Dataset rows about figures
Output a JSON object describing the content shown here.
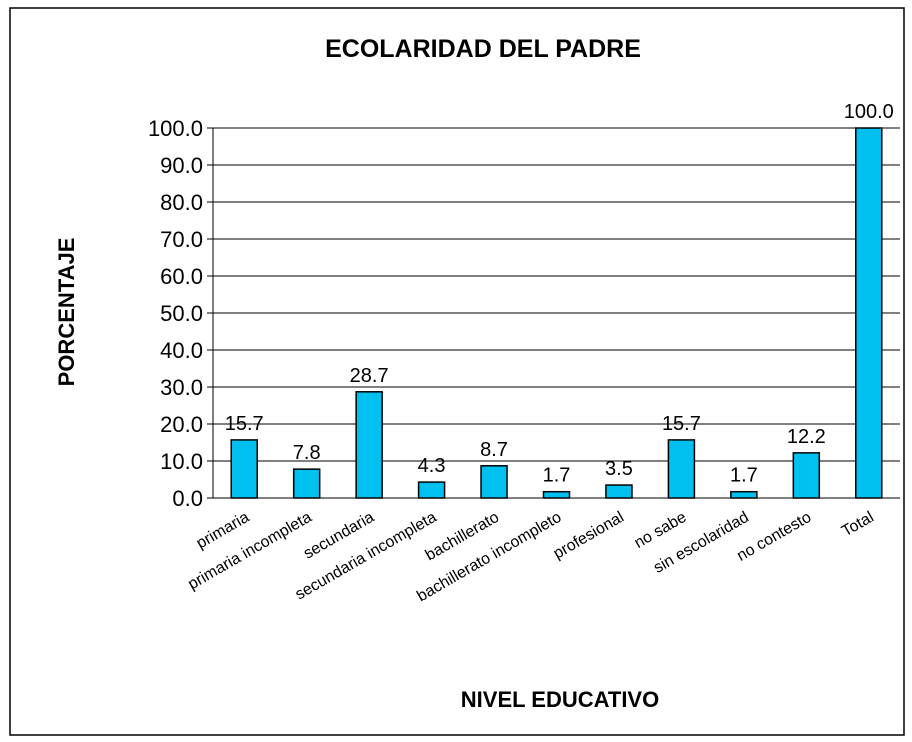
{
  "chart_data": {
    "type": "bar",
    "title": "ECOLARIDAD DEL PADRE",
    "xlabel": "NIVEL EDUCATIVO",
    "ylabel": "PORCENTAJE",
    "categories": [
      "primaria",
      "primaria incompleta",
      "secundaria",
      "secundaria incompleta",
      "bachillerato",
      "bachillerato incompleto",
      "profesional",
      "no sabe",
      "sin escolaridad",
      "no contesto",
      "Total"
    ],
    "values": [
      15.7,
      7.8,
      28.7,
      4.3,
      8.7,
      1.7,
      3.5,
      15.7,
      1.7,
      12.2,
      100
    ],
    "value_labels": [
      "15.7",
      "7.8",
      "28.7",
      "4.3",
      "8.7",
      "1.7",
      "3.5",
      "15.7",
      "1.7",
      "12.2",
      "100.0"
    ],
    "color": "#00c0f0",
    "ylim": [
      0,
      100
    ],
    "yticks": [
      {
        "value": 0,
        "label": "0.0"
      },
      {
        "value": 10,
        "label": "10.0"
      },
      {
        "value": 20,
        "label": "20.0"
      },
      {
        "value": 30,
        "label": "30.0"
      },
      {
        "value": 40,
        "label": "40.0"
      },
      {
        "value": 50,
        "label": "50.0"
      },
      {
        "value": 60,
        "label": "60.0"
      },
      {
        "value": 70,
        "label": "70.0"
      },
      {
        "value": 80,
        "label": "80.0"
      },
      {
        "value": 90,
        "label": "90.0"
      },
      {
        "value": 100,
        "label": "100.0"
      }
    ],
    "grid": true
  }
}
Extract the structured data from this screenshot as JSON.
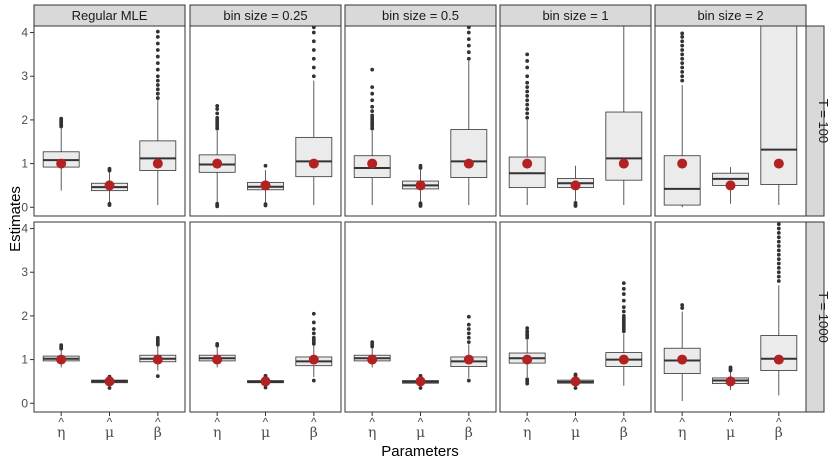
{
  "chart_data": {
    "type": "boxplot",
    "title": "",
    "xlabel": "Parameters",
    "ylabel": "Estimates",
    "ylim": [
      -0.2,
      4.15
    ],
    "yticks": [
      0,
      1,
      2,
      3,
      4
    ],
    "categories": [
      {
        "base": "η",
        "hat": "^"
      },
      {
        "base": "μ",
        "hat": "^"
      },
      {
        "base": "β",
        "hat": "^"
      }
    ],
    "columns": [
      "Regular MLE",
      "bin size = 0.25",
      "bin size = 0.5",
      "bin size = 1",
      "bin size = 2"
    ],
    "rows": [
      "T = 100",
      "T = 1000"
    ],
    "true_values": [
      1,
      0.5,
      1
    ],
    "colors": {
      "box_fill": "#ebebeb",
      "box_stroke": "#333333",
      "true_point": "#b22222",
      "strip_fill": "#d9d9d9",
      "panel_border": "#333333"
    },
    "panels": [
      [
        [
          {
            "whislo": 0.38,
            "q1": 0.92,
            "med": 1.08,
            "q3": 1.27,
            "whishi": 1.82,
            "outliers": [
              1.85,
              1.88,
              1.91,
              1.94,
              1.97,
              2.0,
              2.03
            ]
          },
          {
            "whislo": 0.1,
            "q1": 0.38,
            "med": 0.46,
            "q3": 0.55,
            "whishi": 0.8,
            "outliers": [
              0.05,
              0.08,
              0.84,
              0.88
            ]
          },
          {
            "whislo": 0.05,
            "q1": 0.84,
            "med": 1.12,
            "q3": 1.52,
            "whishi": 2.45,
            "outliers": [
              2.5,
              2.6,
              2.7,
              2.8,
              2.9,
              3.0,
              3.15,
              3.3,
              3.45,
              3.6,
              3.75,
              3.9,
              4.02
            ]
          }
        ],
        [
          {
            "whislo": 0.1,
            "q1": 0.8,
            "med": 0.98,
            "q3": 1.2,
            "whishi": 1.75,
            "outliers": [
              0.02,
              0.05,
              0.08,
              1.8,
              1.85,
              1.9,
              1.95,
              2.0,
              2.05,
              2.15,
              2.25,
              2.32
            ]
          },
          {
            "whislo": 0.1,
            "q1": 0.4,
            "med": 0.47,
            "q3": 0.57,
            "whishi": 0.85,
            "outliers": [
              0.04,
              0.07,
              0.95
            ]
          },
          {
            "whislo": 0.05,
            "q1": 0.7,
            "med": 1.05,
            "q3": 1.6,
            "whishi": 2.9,
            "outliers": [
              3.0,
              3.2,
              3.4,
              3.6,
              3.8,
              4.0,
              4.12
            ]
          }
        ],
        [
          {
            "whislo": 0.05,
            "q1": 0.68,
            "med": 0.9,
            "q3": 1.18,
            "whishi": 1.75,
            "outliers": [
              1.8,
              1.85,
              1.9,
              1.95,
              2.0,
              2.05,
              2.1,
              2.2,
              2.3,
              2.45,
              2.6,
              2.75,
              3.15
            ]
          },
          {
            "whislo": 0.1,
            "q1": 0.42,
            "med": 0.5,
            "q3": 0.6,
            "whishi": 0.85,
            "outliers": [
              0.03,
              0.06,
              0.09,
              0.9,
              0.95
            ]
          },
          {
            "whislo": 0.05,
            "q1": 0.68,
            "med": 1.05,
            "q3": 1.78,
            "whishi": 3.35,
            "outliers": [
              3.4,
              3.55,
              3.7,
              3.85,
              4.0,
              4.12
            ]
          }
        ],
        [
          {
            "whislo": 0.05,
            "q1": 0.45,
            "med": 0.78,
            "q3": 1.15,
            "whishi": 2.0,
            "outliers": [
              2.05,
              2.15,
              2.25,
              2.35,
              2.45,
              2.55,
              2.65,
              2.75,
              2.85,
              3.0,
              3.2,
              3.35,
              3.5
            ]
          },
          {
            "whislo": 0.15,
            "q1": 0.45,
            "med": 0.55,
            "q3": 0.66,
            "whishi": 0.95,
            "outliers": [
              0.03,
              0.06,
              0.1
            ]
          },
          {
            "whislo": 0.05,
            "q1": 0.62,
            "med": 1.12,
            "q3": 2.18,
            "whishi": 4.15,
            "outliers": []
          }
        ],
        [
          {
            "whislo": 0.0,
            "q1": 0.05,
            "med": 0.42,
            "q3": 1.18,
            "whishi": 2.8,
            "outliers": [
              2.9,
              3.0,
              3.1,
              3.2,
              3.3,
              3.4,
              3.5,
              3.6,
              3.7,
              3.8,
              3.9,
              3.98
            ]
          },
          {
            "whislo": 0.08,
            "q1": 0.5,
            "med": 0.65,
            "q3": 0.78,
            "whishi": 0.92,
            "outliers": []
          },
          {
            "whislo": 0.05,
            "q1": 0.52,
            "med": 1.32,
            "q3": 4.15,
            "whishi": 4.15,
            "outliers": []
          }
        ]
      ],
      [
        [
          {
            "whislo": 0.82,
            "q1": 0.97,
            "med": 1.02,
            "q3": 1.08,
            "whishi": 1.22,
            "outliers": [
              1.25,
              1.29,
              1.33
            ]
          },
          {
            "whislo": 0.38,
            "q1": 0.47,
            "med": 0.5,
            "q3": 0.53,
            "whishi": 0.58,
            "outliers": [
              0.35,
              0.61
            ]
          },
          {
            "whislo": 0.75,
            "q1": 0.95,
            "med": 1.02,
            "q3": 1.1,
            "whishi": 1.3,
            "outliers": [
              0.62,
              1.34,
              1.38,
              1.42,
              1.46,
              1.5
            ]
          }
        ],
        [
          {
            "whislo": 0.82,
            "q1": 0.97,
            "med": 1.03,
            "q3": 1.1,
            "whishi": 1.28,
            "outliers": [
              1.32,
              1.36
            ]
          },
          {
            "whislo": 0.4,
            "q1": 0.47,
            "med": 0.49,
            "q3": 0.52,
            "whishi": 0.58,
            "outliers": [
              0.36,
              0.6,
              0.63
            ]
          },
          {
            "whislo": 0.6,
            "q1": 0.86,
            "med": 0.96,
            "q3": 1.06,
            "whishi": 1.32,
            "outliers": [
              0.52,
              1.36,
              1.4,
              1.45,
              1.5,
              1.6,
              1.7,
              1.85,
              2.05
            ]
          }
        ],
        [
          {
            "whislo": 0.82,
            "q1": 0.97,
            "med": 1.03,
            "q3": 1.1,
            "whishi": 1.28,
            "outliers": [
              1.3,
              1.35,
              1.4
            ]
          },
          {
            "whislo": 0.38,
            "q1": 0.46,
            "med": 0.49,
            "q3": 0.52,
            "whishi": 0.58,
            "outliers": [
              0.35,
              0.6,
              0.63
            ]
          },
          {
            "whislo": 0.58,
            "q1": 0.84,
            "med": 0.96,
            "q3": 1.06,
            "whishi": 1.35,
            "outliers": [
              0.52,
              1.4,
              1.5,
              1.6,
              1.7,
              1.8,
              1.98
            ]
          }
        ],
        [
          {
            "whislo": 0.6,
            "q1": 0.92,
            "med": 1.03,
            "q3": 1.15,
            "whishi": 1.45,
            "outliers": [
              0.45,
              0.5,
              0.55,
              1.5,
              1.55,
              1.6,
              1.65,
              1.72
            ]
          },
          {
            "whislo": 0.38,
            "q1": 0.46,
            "med": 0.49,
            "q3": 0.53,
            "whishi": 0.6,
            "outliers": [
              0.35,
              0.63,
              0.66
            ]
          },
          {
            "whislo": 0.4,
            "q1": 0.84,
            "med": 1.0,
            "q3": 1.16,
            "whishi": 1.6,
            "outliers": [
              1.65,
              1.7,
              1.75,
              1.8,
              1.85,
              1.9,
              1.95,
              2.0,
              2.1,
              2.2,
              2.35,
              2.5,
              2.62,
              2.75
            ]
          }
        ],
        [
          {
            "whislo": 0.05,
            "q1": 0.68,
            "med": 0.98,
            "q3": 1.26,
            "whishi": 2.1,
            "outliers": [
              2.18,
              2.25
            ]
          },
          {
            "whislo": 0.3,
            "q1": 0.45,
            "med": 0.52,
            "q3": 0.58,
            "whishi": 0.72,
            "outliers": [
              0.75,
              0.78,
              0.82
            ]
          },
          {
            "whislo": 0.18,
            "q1": 0.75,
            "med": 1.02,
            "q3": 1.55,
            "whishi": 2.7,
            "outliers": [
              2.8,
              2.9,
              3.0,
              3.1,
              3.2,
              3.3,
              3.4,
              3.5,
              3.6,
              3.7,
              3.8,
              3.9,
              4.0,
              4.1
            ]
          }
        ]
      ]
    ]
  }
}
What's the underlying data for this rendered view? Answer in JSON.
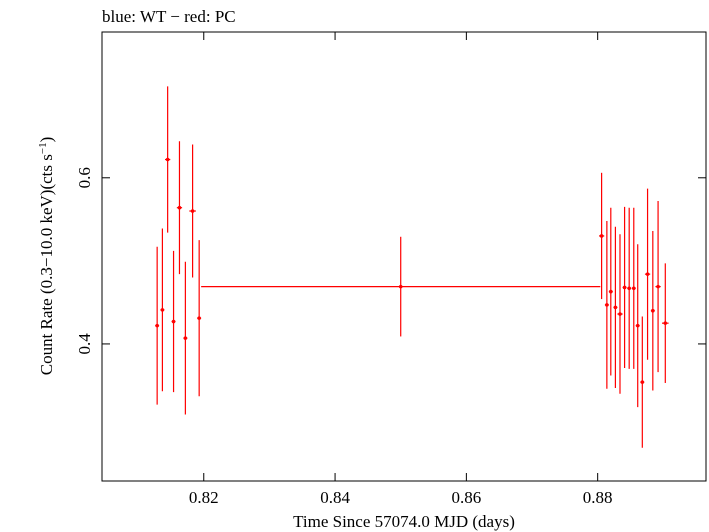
{
  "header_text": "blue: WT − red: PC",
  "chart_data": {
    "type": "scatter",
    "title": "",
    "xlabel": "Time Since 57074.0 MJD (days)",
    "ylabel_parts": [
      "Count Rate (0.3−10.0 keV)(cts s",
      "−1",
      ")"
    ],
    "xlim": [
      0.8045,
      0.8965
    ],
    "ylim": [
      0.235,
      0.7755
    ],
    "x_ticks": [
      0.82,
      0.84,
      0.86,
      0.88
    ],
    "x_tick_labels": [
      "0.82",
      "0.84",
      "0.86",
      "0.88"
    ],
    "y_ticks": [
      0.4,
      0.6
    ],
    "y_tick_labels": [
      "0.4",
      "0.6"
    ],
    "grid": false,
    "series": [
      {
        "name": "PC",
        "color": "#ff0000",
        "points": [
          {
            "x": 0.8129,
            "xerr": 0.0003,
            "y": 0.422,
            "yerr": 0.095
          },
          {
            "x": 0.8137,
            "xerr": 0.0003,
            "y": 0.441,
            "yerr": 0.098
          },
          {
            "x": 0.8145,
            "xerr": 0.0004,
            "y": 0.622,
            "yerr": 0.088
          },
          {
            "x": 0.8154,
            "xerr": 0.0003,
            "y": 0.427,
            "yerr": 0.085
          },
          {
            "x": 0.8163,
            "xerr": 0.0004,
            "y": 0.564,
            "yerr": 0.08
          },
          {
            "x": 0.8172,
            "xerr": 0.0003,
            "y": 0.407,
            "yerr": 0.092
          },
          {
            "x": 0.8183,
            "xerr": 0.0005,
            "y": 0.56,
            "yerr": 0.08
          },
          {
            "x": 0.8193,
            "xerr": 0.0003,
            "y": 0.431,
            "yerr": 0.094
          },
          {
            "x": 0.85,
            "xerr": 0.0304,
            "y": 0.469,
            "yerr": 0.06
          },
          {
            "x": 0.8806,
            "xerr": 0.0004,
            "y": 0.53,
            "yerr": 0.076
          },
          {
            "x": 0.8814,
            "xerr": 0.0003,
            "y": 0.447,
            "yerr": 0.101
          },
          {
            "x": 0.882,
            "xerr": 0.0003,
            "y": 0.463,
            "yerr": 0.101
          },
          {
            "x": 0.8827,
            "xerr": 0.0003,
            "y": 0.444,
            "yerr": 0.097
          },
          {
            "x": 0.8834,
            "xerr": 0.0004,
            "y": 0.436,
            "yerr": 0.096
          },
          {
            "x": 0.8841,
            "xerr": 0.0003,
            "y": 0.468,
            "yerr": 0.097
          },
          {
            "x": 0.8848,
            "xerr": 0.0003,
            "y": 0.467,
            "yerr": 0.097
          },
          {
            "x": 0.8855,
            "xerr": 0.0003,
            "y": 0.467,
            "yerr": 0.097
          },
          {
            "x": 0.8861,
            "xerr": 0.0003,
            "y": 0.422,
            "yerr": 0.098
          },
          {
            "x": 0.8868,
            "xerr": 0.0003,
            "y": 0.354,
            "yerr": 0.079
          },
          {
            "x": 0.8876,
            "xerr": 0.0004,
            "y": 0.484,
            "yerr": 0.103
          },
          {
            "x": 0.8884,
            "xerr": 0.0003,
            "y": 0.44,
            "yerr": 0.096
          },
          {
            "x": 0.8892,
            "xerr": 0.0004,
            "y": 0.469,
            "yerr": 0.103
          },
          {
            "x": 0.8903,
            "xerr": 0.0005,
            "y": 0.425,
            "yerr": 0.072
          }
        ]
      }
    ]
  }
}
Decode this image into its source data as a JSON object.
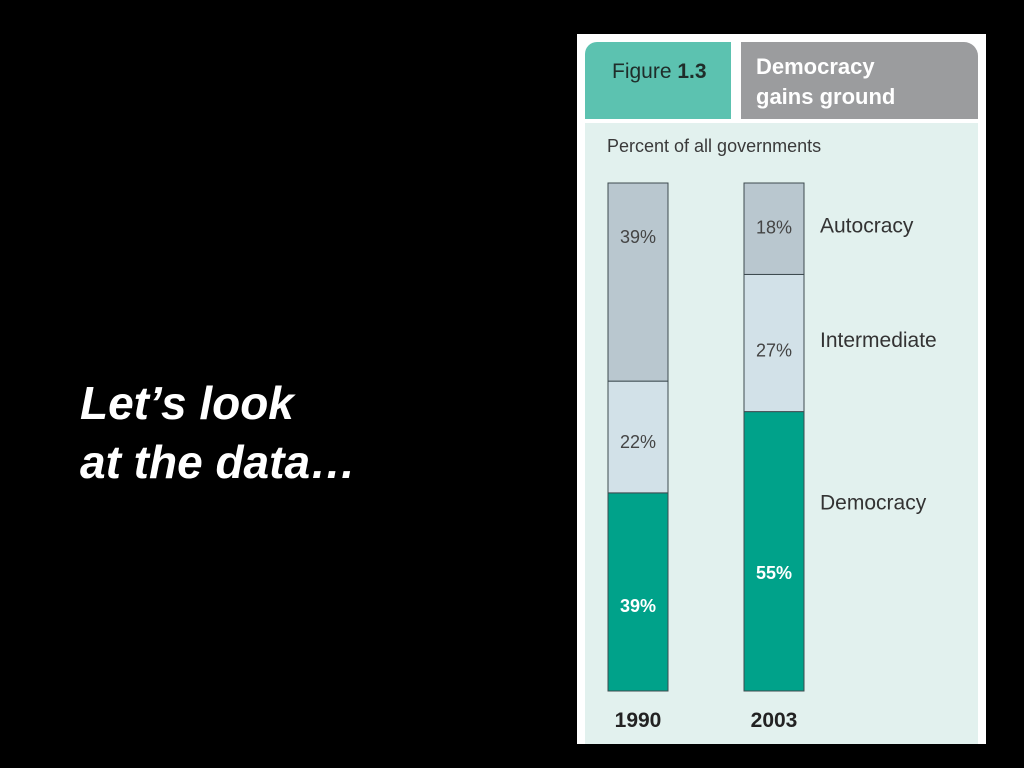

> _Requirements_
Which lines include the word "incompleta"? Copy every one of them.

> _Response to this exercise_
      "primaria incompleta",
      "secundaria incompleta",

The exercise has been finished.